_DATA TO PROCESS:_

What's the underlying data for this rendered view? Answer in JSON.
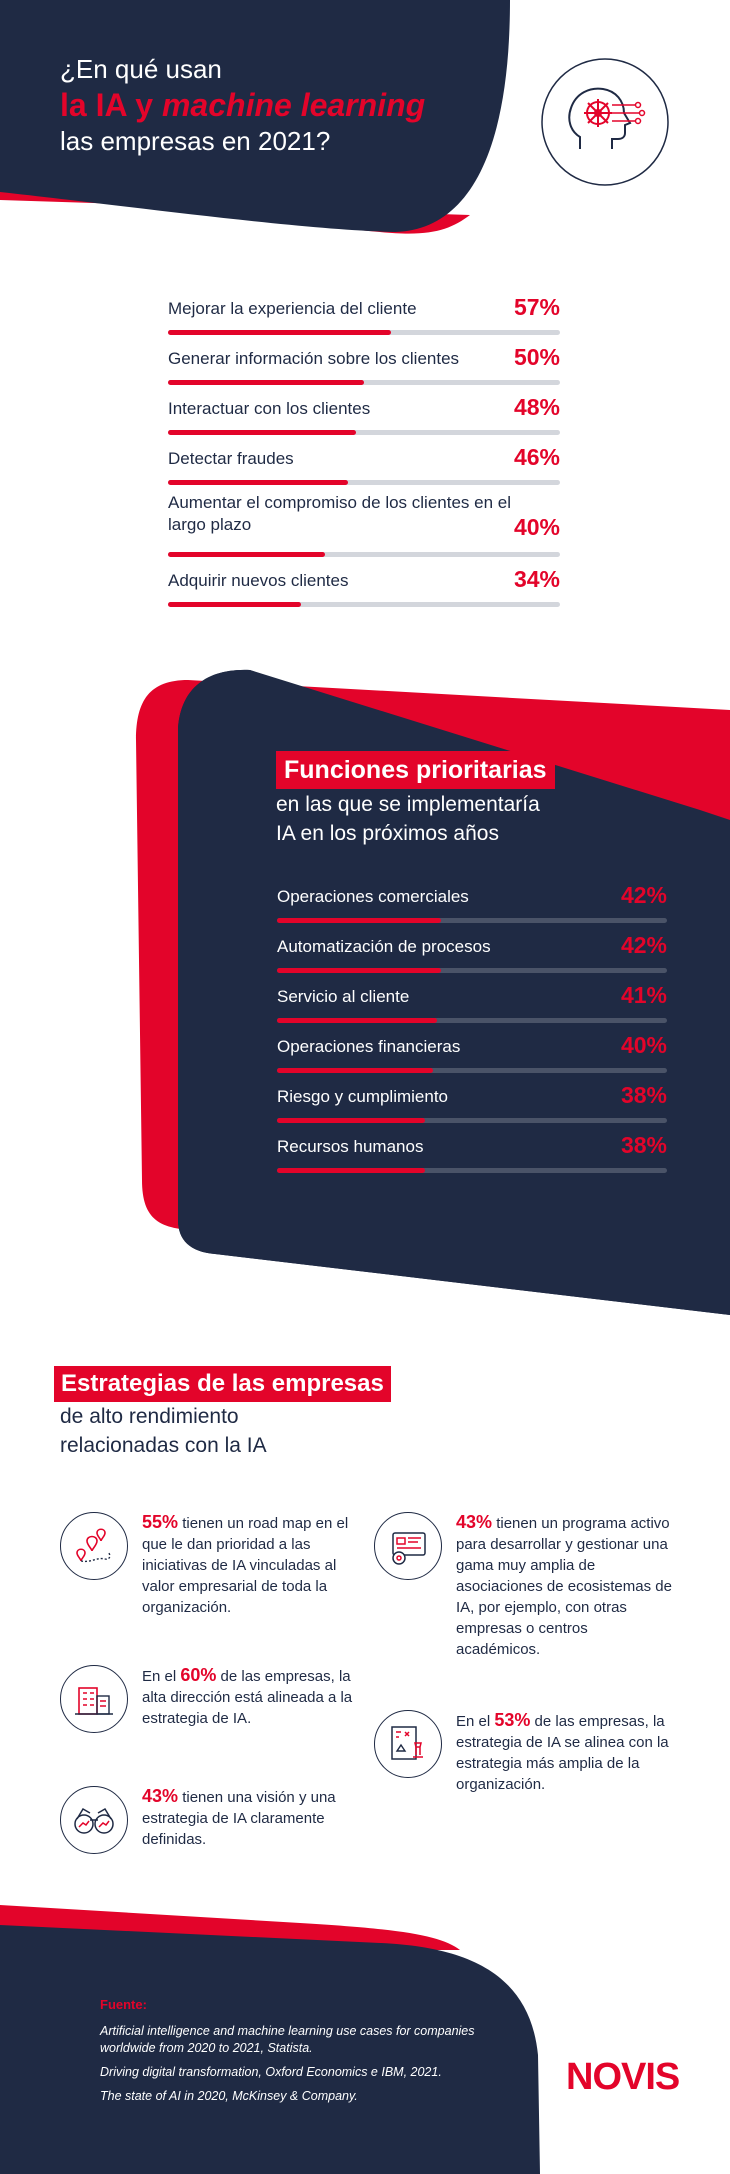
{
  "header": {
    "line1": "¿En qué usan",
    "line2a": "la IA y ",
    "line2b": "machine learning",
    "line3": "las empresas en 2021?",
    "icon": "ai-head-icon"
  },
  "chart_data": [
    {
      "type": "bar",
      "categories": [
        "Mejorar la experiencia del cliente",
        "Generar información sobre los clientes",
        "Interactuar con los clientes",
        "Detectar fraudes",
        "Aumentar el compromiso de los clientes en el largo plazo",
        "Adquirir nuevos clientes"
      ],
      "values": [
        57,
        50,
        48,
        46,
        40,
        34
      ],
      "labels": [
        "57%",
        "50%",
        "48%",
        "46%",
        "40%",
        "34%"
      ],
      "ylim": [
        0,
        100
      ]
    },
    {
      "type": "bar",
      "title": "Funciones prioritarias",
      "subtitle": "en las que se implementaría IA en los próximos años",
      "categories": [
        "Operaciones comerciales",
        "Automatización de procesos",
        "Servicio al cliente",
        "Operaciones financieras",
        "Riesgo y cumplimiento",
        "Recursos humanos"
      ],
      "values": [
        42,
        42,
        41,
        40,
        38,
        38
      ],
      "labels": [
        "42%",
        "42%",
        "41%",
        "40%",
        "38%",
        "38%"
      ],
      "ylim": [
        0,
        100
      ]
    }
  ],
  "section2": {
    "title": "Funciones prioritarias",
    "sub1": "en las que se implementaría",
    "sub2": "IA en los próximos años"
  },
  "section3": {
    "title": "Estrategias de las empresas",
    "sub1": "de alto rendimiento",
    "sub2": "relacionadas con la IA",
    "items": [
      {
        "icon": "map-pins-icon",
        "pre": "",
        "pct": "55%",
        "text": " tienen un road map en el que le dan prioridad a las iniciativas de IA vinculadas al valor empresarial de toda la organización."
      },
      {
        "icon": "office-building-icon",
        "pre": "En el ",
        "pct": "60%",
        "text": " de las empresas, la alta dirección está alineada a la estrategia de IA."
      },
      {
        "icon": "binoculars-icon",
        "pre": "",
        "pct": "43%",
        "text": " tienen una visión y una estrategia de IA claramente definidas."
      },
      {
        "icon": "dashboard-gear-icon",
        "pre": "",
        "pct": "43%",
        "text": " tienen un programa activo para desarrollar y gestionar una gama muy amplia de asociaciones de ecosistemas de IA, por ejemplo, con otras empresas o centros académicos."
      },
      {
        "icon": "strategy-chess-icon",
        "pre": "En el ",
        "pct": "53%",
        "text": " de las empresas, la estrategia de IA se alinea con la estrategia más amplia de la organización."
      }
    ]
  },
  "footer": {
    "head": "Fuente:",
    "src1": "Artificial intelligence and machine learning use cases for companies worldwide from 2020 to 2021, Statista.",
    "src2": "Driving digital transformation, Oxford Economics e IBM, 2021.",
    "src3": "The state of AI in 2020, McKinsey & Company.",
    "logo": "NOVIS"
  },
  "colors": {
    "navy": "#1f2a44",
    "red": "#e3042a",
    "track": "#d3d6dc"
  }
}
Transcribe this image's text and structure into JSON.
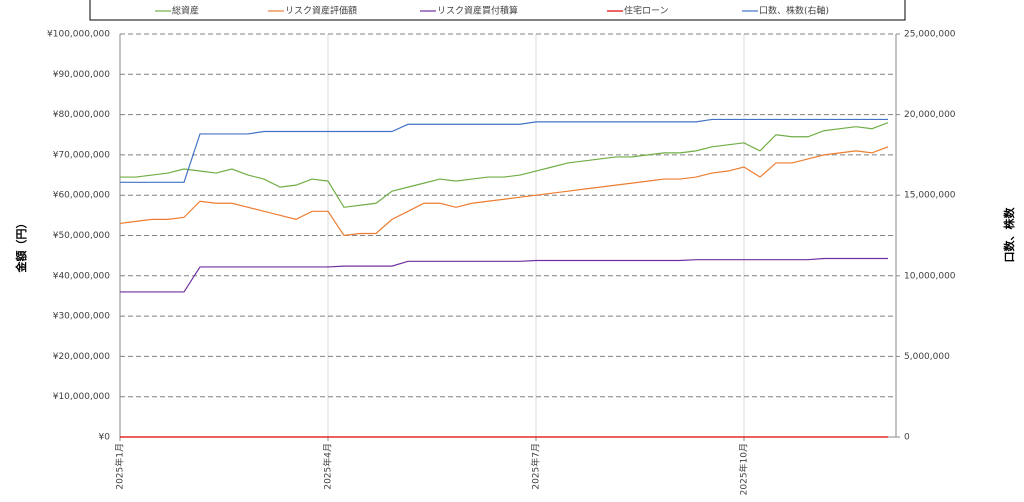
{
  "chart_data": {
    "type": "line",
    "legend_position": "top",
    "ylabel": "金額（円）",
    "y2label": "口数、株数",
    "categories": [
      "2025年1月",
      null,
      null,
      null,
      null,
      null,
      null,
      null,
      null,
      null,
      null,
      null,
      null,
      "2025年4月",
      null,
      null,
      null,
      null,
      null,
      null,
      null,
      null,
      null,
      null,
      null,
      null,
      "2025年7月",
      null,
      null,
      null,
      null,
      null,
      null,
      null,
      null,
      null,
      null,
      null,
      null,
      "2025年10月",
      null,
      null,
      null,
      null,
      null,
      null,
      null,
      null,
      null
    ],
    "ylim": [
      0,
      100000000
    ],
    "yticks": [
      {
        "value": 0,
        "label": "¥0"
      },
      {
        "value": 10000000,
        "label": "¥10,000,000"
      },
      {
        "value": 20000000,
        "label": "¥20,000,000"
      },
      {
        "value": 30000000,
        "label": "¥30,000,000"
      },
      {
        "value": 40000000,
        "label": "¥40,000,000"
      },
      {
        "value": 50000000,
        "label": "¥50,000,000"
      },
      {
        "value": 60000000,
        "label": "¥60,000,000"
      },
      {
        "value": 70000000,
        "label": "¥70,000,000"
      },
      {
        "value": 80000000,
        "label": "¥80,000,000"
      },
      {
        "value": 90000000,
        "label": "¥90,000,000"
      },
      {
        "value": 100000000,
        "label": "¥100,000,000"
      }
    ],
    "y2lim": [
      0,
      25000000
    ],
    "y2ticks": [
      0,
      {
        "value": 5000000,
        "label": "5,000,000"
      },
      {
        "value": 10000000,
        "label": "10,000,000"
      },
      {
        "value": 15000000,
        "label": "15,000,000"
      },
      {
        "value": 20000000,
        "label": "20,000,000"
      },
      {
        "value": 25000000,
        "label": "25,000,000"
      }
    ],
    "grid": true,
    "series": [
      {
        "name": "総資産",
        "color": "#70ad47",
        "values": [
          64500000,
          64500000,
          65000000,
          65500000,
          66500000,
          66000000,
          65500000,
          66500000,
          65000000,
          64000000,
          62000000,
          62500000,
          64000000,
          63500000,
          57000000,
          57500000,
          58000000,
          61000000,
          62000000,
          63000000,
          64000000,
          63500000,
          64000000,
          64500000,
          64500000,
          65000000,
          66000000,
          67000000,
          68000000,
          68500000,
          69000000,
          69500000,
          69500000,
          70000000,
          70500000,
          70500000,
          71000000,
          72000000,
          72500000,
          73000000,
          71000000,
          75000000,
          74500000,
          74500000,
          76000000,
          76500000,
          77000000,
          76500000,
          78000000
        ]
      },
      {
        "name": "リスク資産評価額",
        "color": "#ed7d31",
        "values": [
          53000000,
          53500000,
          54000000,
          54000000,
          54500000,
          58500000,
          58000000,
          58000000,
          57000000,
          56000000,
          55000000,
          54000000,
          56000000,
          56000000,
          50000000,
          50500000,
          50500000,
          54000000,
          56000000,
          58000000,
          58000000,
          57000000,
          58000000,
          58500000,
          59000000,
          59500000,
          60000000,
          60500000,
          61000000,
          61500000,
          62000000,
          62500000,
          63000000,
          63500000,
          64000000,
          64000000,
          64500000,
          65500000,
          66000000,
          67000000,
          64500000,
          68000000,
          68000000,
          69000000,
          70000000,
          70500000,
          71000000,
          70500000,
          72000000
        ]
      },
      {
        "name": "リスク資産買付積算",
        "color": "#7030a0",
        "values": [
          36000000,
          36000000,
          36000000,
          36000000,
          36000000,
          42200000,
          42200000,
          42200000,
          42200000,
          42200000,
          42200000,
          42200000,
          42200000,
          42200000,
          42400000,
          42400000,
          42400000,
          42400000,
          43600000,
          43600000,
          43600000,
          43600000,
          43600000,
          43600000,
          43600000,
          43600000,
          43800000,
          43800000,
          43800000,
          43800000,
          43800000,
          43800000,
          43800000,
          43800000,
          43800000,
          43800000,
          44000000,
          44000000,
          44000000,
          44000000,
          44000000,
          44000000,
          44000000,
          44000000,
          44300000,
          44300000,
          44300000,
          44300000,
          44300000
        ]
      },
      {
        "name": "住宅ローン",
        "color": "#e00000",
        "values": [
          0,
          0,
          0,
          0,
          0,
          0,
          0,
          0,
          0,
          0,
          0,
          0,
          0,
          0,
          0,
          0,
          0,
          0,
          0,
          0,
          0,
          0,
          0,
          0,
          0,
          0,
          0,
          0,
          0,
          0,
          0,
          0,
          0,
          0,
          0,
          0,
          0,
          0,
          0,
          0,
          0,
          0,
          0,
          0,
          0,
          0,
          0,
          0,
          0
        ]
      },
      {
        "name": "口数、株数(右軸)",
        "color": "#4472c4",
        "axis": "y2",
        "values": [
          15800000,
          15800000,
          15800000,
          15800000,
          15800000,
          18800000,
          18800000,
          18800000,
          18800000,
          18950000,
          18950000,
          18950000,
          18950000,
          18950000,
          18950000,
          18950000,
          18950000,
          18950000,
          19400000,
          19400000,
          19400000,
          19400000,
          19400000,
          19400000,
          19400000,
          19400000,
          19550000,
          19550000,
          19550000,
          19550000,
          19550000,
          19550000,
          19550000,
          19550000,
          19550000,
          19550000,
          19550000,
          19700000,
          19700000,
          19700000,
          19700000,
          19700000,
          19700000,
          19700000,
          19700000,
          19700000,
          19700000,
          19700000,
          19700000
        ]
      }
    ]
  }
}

_SHORT PROBLEM:_
Where a line above includes "clientes", copy that line.

_FULL ANSWER:_
        "Generar información sobre los clientes",
        "Interactuar con los clientes",
        "Aumentar el compromiso de los clientes en el largo plazo",
        "Adquirir nuevos clientes"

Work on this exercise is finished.